▸ The request: Print the range of lines that opens with the line containing "Decode this image" and closes with the last line of the listing. Include both ends; print nothing more.
--- Data section ---
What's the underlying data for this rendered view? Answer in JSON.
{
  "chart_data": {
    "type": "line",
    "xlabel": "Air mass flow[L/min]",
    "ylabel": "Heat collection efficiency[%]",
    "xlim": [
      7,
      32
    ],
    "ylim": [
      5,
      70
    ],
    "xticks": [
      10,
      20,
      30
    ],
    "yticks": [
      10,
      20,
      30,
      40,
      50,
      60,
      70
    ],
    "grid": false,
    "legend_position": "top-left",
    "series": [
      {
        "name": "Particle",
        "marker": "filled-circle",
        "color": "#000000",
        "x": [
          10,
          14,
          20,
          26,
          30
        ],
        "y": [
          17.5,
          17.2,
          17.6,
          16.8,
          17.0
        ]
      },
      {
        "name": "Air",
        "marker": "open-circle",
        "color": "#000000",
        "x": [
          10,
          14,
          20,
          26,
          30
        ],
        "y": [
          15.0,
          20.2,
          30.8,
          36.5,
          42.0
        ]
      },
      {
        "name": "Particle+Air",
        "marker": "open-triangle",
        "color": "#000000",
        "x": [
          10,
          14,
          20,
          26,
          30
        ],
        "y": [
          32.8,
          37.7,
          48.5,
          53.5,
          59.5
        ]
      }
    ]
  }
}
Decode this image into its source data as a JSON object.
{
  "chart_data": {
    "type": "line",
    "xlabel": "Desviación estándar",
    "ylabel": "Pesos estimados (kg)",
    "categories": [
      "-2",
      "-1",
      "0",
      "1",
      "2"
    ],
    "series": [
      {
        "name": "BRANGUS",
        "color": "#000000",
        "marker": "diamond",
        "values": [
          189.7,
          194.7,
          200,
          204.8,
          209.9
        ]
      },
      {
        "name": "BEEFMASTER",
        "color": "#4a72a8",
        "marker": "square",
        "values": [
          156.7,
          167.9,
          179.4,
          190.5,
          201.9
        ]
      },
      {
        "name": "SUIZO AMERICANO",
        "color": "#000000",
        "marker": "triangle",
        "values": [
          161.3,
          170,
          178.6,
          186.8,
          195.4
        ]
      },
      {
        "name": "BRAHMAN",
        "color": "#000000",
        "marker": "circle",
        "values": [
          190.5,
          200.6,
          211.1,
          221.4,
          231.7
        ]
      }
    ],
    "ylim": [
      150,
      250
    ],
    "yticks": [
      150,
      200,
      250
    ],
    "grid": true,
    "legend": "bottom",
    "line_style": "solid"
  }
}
---
▸ Final result:
Decode this image into its source data as a JSON object.
{
  "chart_data": {
    "type": "line",
    "xlabel": "Desviación estándar",
    "ylabel": "Pesos estimados (kg)",
    "categories": [
      "-2",
      "-1",
      "0",
      "1",
      "2"
    ],
    "series": [
      {
        "name": "BRANGUS",
        "color": "#000000",
        "marker": "diamond",
        "values": [
          189.7,
          194.7,
          200,
          204.8,
          209.9
        ]
      },
      {
        "name": "BEEFMASTER",
        "color": "#4a72a8",
        "marker": "square",
        "values": [
          156.7,
          167.9,
          179.4,
          190.5,
          201.9
        ]
      },
      {
        "name": "SUIZO AMERICANO",
        "color": "#000000",
        "marker": "triangle",
        "values": [
          161.3,
          170,
          178.6,
          186.8,
          195.4
        ]
      },
      {
        "name": "BRAHMAN",
        "color": "#000000",
        "marker": "circle",
        "values": [
          190.5,
          200.6,
          211.1,
          221.4,
          231.7
        ]
      }
    ],
    "ylim": [
      150,
      250
    ],
    "yticks": [
      150,
      200,
      250
    ],
    "grid": true,
    "legend": "bottom",
    "line_style": "solid"
  }
}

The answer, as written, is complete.